▸ Goal: Reproduce each line bearing the word "used".

▸ Data for the task:
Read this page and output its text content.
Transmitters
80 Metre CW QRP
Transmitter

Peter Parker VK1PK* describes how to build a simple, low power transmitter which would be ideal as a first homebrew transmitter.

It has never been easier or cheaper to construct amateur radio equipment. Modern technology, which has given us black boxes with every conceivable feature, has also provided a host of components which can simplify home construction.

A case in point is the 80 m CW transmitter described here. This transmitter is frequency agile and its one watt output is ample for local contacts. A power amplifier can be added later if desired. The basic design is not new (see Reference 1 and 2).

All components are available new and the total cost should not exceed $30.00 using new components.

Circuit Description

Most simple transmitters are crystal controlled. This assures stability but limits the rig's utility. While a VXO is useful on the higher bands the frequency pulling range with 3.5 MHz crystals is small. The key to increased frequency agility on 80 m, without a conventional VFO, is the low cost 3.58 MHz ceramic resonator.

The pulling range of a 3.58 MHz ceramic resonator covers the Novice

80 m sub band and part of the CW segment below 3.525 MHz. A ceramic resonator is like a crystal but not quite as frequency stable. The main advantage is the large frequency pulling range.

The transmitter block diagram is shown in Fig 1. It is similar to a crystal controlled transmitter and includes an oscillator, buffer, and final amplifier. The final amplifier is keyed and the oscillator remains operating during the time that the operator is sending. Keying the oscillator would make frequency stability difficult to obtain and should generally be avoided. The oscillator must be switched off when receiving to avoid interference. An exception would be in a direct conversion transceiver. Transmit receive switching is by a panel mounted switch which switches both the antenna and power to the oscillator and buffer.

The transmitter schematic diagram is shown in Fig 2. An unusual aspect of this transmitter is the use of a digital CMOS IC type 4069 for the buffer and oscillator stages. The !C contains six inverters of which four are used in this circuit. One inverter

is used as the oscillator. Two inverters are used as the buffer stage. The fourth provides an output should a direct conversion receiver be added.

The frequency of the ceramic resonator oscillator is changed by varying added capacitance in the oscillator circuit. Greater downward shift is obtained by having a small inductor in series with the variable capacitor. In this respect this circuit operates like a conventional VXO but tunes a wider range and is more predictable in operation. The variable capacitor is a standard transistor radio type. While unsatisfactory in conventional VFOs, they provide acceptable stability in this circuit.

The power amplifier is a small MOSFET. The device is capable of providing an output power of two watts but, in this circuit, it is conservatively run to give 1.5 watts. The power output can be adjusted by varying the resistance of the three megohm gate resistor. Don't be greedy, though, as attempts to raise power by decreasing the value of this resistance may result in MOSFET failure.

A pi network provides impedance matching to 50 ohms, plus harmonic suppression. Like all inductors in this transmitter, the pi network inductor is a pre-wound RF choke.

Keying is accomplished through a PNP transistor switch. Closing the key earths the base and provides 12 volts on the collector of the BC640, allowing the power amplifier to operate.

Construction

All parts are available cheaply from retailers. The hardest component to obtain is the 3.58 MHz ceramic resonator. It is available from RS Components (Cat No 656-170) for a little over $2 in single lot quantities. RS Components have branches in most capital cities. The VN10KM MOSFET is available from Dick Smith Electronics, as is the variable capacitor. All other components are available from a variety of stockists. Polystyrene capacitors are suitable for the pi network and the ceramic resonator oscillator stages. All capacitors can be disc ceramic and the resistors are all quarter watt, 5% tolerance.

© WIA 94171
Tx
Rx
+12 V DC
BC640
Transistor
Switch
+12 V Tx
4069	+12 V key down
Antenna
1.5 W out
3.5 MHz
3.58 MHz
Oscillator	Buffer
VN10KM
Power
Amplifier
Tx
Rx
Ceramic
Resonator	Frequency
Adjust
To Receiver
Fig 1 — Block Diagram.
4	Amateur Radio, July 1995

▸ Right answer:
The transmitter schematic diagram is shown in Fig 2. An unusual aspect of this transmitter is the use of a digital CMOS IC type 4069 for the buffer and oscillator stages. The !C contains six inverters of which four are used in this circuit. One inverter
is used as the oscillator. Two inverters are used as the buffer stage. The fourth provides an output should a direct conversion receiver be added.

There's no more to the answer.